**TASK DETAILS**
Pull out every line below that contains the word "ZADCO".

**RECORD LIST**
..............................
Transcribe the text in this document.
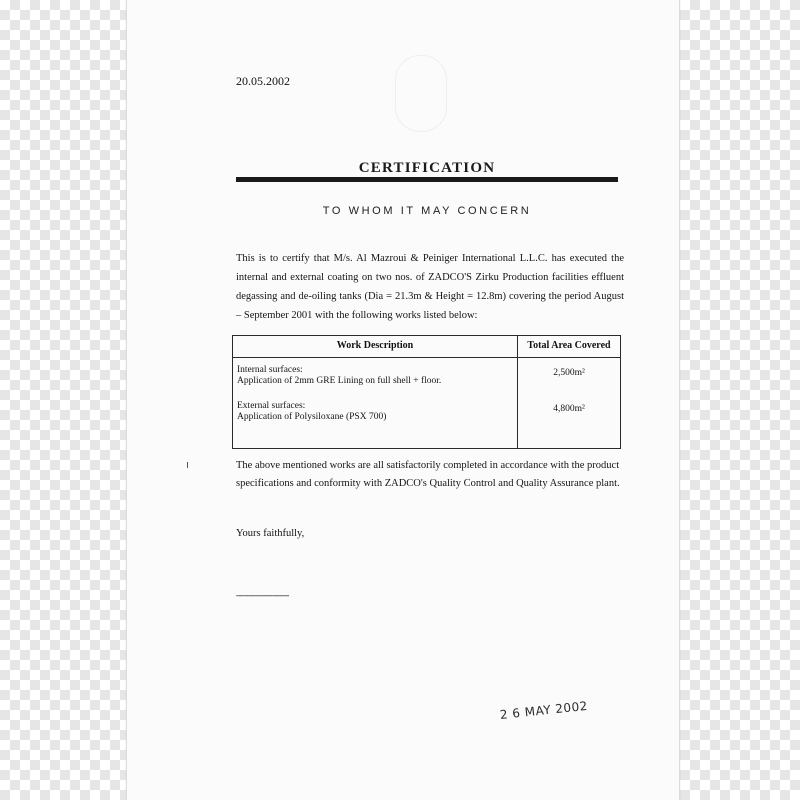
20.05.2002
CERTIFICATION
TO WHOM IT MAY CONCERN
This is to certify that M/s. Al Mazroui & Peiniger International L.L.C. has executed the internal and external coating on two nos. of ZADCO'S Zirku Production facilities effluent degassing and de-oiling tanks (Dia = 21.3m & Height = 12.8m) covering the period August – September 2001 with the following works listed below:
Work Description	Total Area Covered
Internal surfaces:
Application of 2mm GRE Lining on full shell + floor.
2,500m²
External surfaces:
Application of Polysiloxane (PSX 700)
4,800m²
The above mentioned works are all satisfactorily completed in accordance with the product specifications and conformity with ZADCO's Quality Control and Quality Assurance plant.
Yours faithfully,
----------------------
2 6 MAY 2002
..............................
**FULL ANSWER**
This is to certify that M/s. Al Mazroui & Peiniger International L.L.C. has executed the internal and external coating on two nos. of ZADCO'S Zirku Production facilities effluent degassing and de-oiling tanks (Dia = 21.3m & Height = 12.8m) covering the period August – September 2001 with the following works listed below:
The above mentioned works are all satisfactorily completed in accordance with the product specifications and conformity with ZADCO's Quality Control and Quality Assurance plant.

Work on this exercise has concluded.